THE REQUEST: Copy out all lines with the word "September" in them.

##### DATA PROVIDED #####

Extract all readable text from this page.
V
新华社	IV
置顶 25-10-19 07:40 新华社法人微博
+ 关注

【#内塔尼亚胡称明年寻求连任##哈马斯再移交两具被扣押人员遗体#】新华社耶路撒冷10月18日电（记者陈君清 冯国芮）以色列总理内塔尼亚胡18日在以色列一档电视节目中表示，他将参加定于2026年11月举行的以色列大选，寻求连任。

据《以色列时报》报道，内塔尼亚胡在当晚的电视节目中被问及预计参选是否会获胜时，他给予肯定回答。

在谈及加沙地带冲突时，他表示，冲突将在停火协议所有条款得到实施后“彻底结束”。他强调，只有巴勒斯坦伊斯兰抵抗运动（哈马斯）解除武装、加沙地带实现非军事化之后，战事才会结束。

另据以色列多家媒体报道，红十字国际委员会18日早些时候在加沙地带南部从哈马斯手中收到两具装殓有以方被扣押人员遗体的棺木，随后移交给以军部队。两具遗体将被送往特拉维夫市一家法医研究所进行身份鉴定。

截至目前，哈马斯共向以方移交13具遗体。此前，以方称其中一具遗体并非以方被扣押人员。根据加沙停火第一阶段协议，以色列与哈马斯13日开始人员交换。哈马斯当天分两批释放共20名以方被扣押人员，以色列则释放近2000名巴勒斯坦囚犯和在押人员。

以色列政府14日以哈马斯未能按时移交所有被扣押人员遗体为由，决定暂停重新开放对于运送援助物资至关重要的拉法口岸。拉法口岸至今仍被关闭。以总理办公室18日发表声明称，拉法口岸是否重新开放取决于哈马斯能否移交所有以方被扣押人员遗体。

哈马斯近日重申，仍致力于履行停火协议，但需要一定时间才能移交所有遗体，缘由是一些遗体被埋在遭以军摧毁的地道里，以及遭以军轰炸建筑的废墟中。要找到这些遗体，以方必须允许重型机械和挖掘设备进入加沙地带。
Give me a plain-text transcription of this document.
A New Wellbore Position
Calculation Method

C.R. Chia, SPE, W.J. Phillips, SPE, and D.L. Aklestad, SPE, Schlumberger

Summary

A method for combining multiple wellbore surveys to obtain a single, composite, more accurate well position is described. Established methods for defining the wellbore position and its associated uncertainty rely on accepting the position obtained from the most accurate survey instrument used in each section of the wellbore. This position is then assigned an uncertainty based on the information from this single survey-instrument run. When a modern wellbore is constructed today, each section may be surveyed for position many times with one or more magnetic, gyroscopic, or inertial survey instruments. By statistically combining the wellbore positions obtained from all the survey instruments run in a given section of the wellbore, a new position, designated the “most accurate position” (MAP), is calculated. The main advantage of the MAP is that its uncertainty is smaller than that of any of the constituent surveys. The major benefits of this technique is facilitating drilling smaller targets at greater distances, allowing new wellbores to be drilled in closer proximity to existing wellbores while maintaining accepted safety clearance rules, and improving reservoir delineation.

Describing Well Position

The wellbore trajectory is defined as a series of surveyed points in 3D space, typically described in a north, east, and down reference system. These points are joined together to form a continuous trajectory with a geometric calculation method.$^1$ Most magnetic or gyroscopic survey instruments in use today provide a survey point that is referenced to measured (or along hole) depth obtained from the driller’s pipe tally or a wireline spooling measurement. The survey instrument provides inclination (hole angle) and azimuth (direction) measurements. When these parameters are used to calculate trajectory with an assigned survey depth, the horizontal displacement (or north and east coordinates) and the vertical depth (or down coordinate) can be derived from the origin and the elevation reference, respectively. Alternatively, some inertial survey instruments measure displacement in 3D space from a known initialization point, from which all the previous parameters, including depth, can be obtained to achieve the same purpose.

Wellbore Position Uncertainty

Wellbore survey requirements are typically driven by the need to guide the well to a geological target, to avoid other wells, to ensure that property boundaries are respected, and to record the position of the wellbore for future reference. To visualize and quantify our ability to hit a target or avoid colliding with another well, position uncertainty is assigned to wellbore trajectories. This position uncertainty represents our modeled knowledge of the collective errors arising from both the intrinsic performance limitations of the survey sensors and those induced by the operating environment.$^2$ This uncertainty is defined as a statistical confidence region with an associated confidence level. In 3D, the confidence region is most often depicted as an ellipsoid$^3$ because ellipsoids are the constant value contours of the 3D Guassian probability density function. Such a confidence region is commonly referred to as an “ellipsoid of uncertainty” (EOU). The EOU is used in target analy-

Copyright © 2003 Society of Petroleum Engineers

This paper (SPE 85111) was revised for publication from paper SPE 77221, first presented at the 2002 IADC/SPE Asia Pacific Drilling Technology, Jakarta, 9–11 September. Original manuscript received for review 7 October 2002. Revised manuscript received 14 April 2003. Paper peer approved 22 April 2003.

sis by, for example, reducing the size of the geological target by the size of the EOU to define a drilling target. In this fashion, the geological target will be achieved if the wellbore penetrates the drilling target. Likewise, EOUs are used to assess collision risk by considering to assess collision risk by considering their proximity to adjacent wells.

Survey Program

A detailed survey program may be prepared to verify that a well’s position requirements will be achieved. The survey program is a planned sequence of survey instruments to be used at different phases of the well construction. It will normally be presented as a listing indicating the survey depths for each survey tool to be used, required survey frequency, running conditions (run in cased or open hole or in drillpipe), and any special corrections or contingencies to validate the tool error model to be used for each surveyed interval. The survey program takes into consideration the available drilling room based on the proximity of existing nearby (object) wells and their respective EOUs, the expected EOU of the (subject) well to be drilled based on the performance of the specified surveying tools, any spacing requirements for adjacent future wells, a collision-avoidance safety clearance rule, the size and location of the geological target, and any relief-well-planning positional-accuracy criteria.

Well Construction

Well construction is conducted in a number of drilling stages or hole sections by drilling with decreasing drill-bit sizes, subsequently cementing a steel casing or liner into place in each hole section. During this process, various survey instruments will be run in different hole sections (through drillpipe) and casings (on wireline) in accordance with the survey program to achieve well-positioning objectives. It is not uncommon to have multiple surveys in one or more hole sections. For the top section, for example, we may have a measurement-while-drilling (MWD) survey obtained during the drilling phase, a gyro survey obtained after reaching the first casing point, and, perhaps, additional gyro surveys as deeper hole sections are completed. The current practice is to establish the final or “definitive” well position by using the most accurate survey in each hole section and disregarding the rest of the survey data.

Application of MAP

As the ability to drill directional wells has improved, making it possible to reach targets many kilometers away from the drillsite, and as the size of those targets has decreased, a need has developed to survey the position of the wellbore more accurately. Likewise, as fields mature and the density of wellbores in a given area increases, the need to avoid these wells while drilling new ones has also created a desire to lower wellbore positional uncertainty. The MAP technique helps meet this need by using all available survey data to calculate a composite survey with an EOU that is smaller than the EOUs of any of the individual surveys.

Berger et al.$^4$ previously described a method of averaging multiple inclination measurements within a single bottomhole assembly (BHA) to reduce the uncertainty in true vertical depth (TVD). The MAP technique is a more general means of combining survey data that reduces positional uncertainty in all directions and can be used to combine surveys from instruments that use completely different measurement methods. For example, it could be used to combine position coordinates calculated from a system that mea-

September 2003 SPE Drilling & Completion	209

#####

WORKED SOLUTION:
This paper (SPE 85111) was revised for publication from paper SPE 77221, first presented at the 2002 IADC/SPE Asia Pacific Drilling Technology, Jakarta, 9–11 September. Original manuscript received for review 7 October 2002. Revised manuscript received 14 April 2003. Paper peer approved 22 April 2003.
September 2003 SPE Drilling & Completion	209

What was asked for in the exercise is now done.